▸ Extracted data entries
▽

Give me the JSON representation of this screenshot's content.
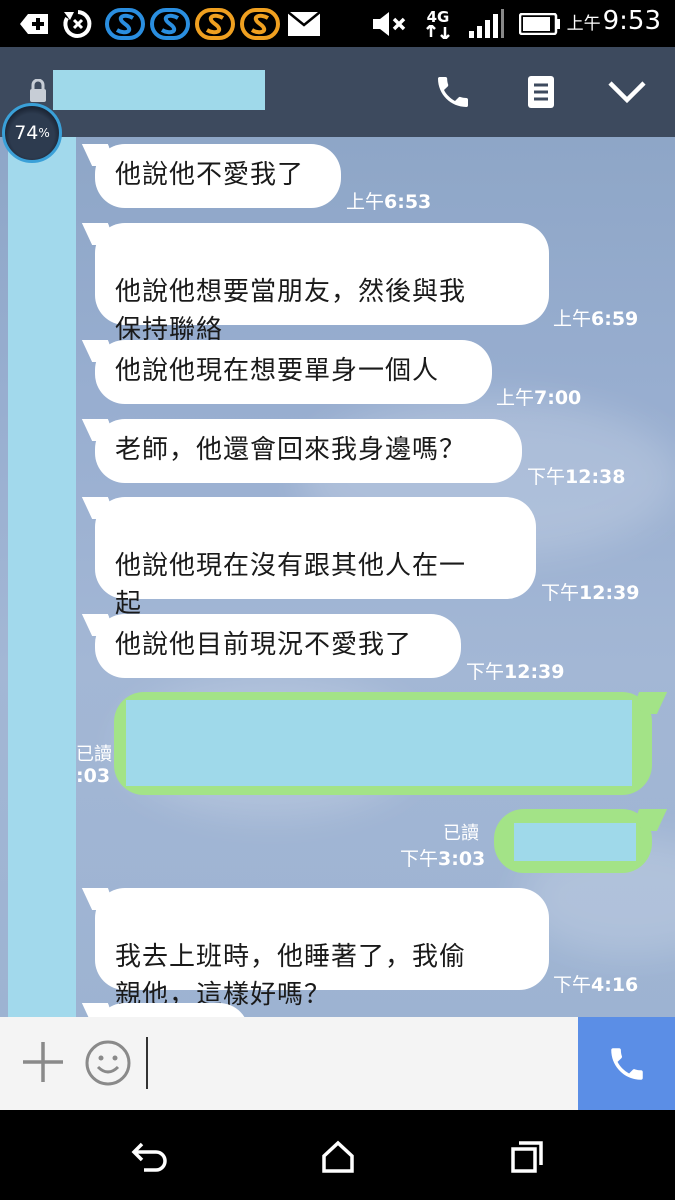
{
  "status_bar": {
    "time": "9:53",
    "ampm": "上午",
    "network": "4G",
    "battery_badge": "74",
    "battery_unit": "%",
    "icons": [
      "add-box-icon",
      "sync-icon",
      "s-app-icon-blue",
      "s-app-icon-blue",
      "s-app-icon-orange",
      "s-app-icon-orange",
      "mail-icon",
      "mute-icon",
      "4g-icon",
      "signal-icon",
      "battery-icon"
    ]
  },
  "header": {
    "icons": [
      "lock-icon",
      "phone-icon",
      "notes-icon",
      "chevron-down-icon"
    ]
  },
  "messages": [
    {
      "text": "他說他不愛我了",
      "time_prefix": "上午",
      "time": "6:53"
    },
    {
      "text": "他說他想要當朋友，然後與我\n保持聯絡",
      "time_prefix": "上午",
      "time": "6:59"
    },
    {
      "text": "他說他現在想要單身一個人",
      "time_prefix": "上午",
      "time": "7:00"
    },
    {
      "text": "老師，他還會回來我身邊嗎？",
      "time_prefix": "下午",
      "time": "12:38"
    },
    {
      "text": "他說他現在沒有跟其他人在一\n起",
      "time_prefix": "下午",
      "time": "12:39"
    },
    {
      "text": "他說他目前現況不愛我了",
      "time_prefix": "下午",
      "time": "12:39"
    },
    {
      "text": "我去上班時，他睡著了，我偷\n親他，這樣好嗎？",
      "time_prefix": "下午",
      "time": "4:16"
    }
  ],
  "sent": [
    {
      "read": "已讀",
      "time_fragment": ":03"
    },
    {
      "read": "已讀",
      "time_prefix": "下午",
      "time": "3:03"
    }
  ],
  "sent_read_partial": "已讀",
  "input": {
    "placeholder": ""
  },
  "nav": {
    "icons": [
      "back-icon",
      "home-icon",
      "recents-icon"
    ]
  },
  "colors": {
    "header": "#3d4a5e",
    "sent_bubble": "#a3e387",
    "call_button": "#5b8ee6",
    "redaction": "#9fd9ea"
  }
}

△

▸ Task brief
Transcribe all of the records above character for character. Exclude the pictures.

▸ Response to this exercise
Give me the JSON representation of this screenshot's content.
{
  "status_bar": {
    "time": "9:53",
    "ampm": "上午",
    "network": "4G",
    "battery_badge": "74",
    "battery_unit": "%",
    "icons": [
      "add-box-icon",
      "sync-icon",
      "s-app-icon-blue",
      "s-app-icon-blue",
      "s-app-icon-orange",
      "s-app-icon-orange",
      "mail-icon",
      "mute-icon",
      "4g-icon",
      "signal-icon",
      "battery-icon"
    ]
  },
  "header": {
    "icons": [
      "lock-icon",
      "phone-icon",
      "notes-icon",
      "chevron-down-icon"
    ]
  },
  "messages": [
    {
      "text": "他說他不愛我了",
      "time_prefix": "上午",
      "time": "6:53"
    },
    {
      "text": "他說他想要當朋友，然後與我\n保持聯絡",
      "time_prefix": "上午",
      "time": "6:59"
    },
    {
      "text": "他說他現在想要單身一個人",
      "time_prefix": "上午",
      "time": "7:00"
    },
    {
      "text": "老師，他還會回來我身邊嗎？",
      "time_prefix": "下午",
      "time": "12:38"
    },
    {
      "text": "他說他現在沒有跟其他人在一\n起",
      "time_prefix": "下午",
      "time": "12:39"
    },
    {
      "text": "他說他目前現況不愛我了",
      "time_prefix": "下午",
      "time": "12:39"
    },
    {
      "text": "我去上班時，他睡著了，我偷\n親他，這樣好嗎？",
      "time_prefix": "下午",
      "time": "4:16"
    }
  ],
  "sent": [
    {
      "read": "已讀",
      "time_fragment": ":03"
    },
    {
      "read": "已讀",
      "time_prefix": "下午",
      "time": "3:03"
    }
  ],
  "sent_read_partial": "已讀",
  "input": {
    "placeholder": ""
  },
  "nav": {
    "icons": [
      "back-icon",
      "home-icon",
      "recents-icon"
    ]
  },
  "colors": {
    "header": "#3d4a5e",
    "sent_bubble": "#a3e387",
    "call_button": "#5b8ee6",
    "redaction": "#9fd9ea"
  }
}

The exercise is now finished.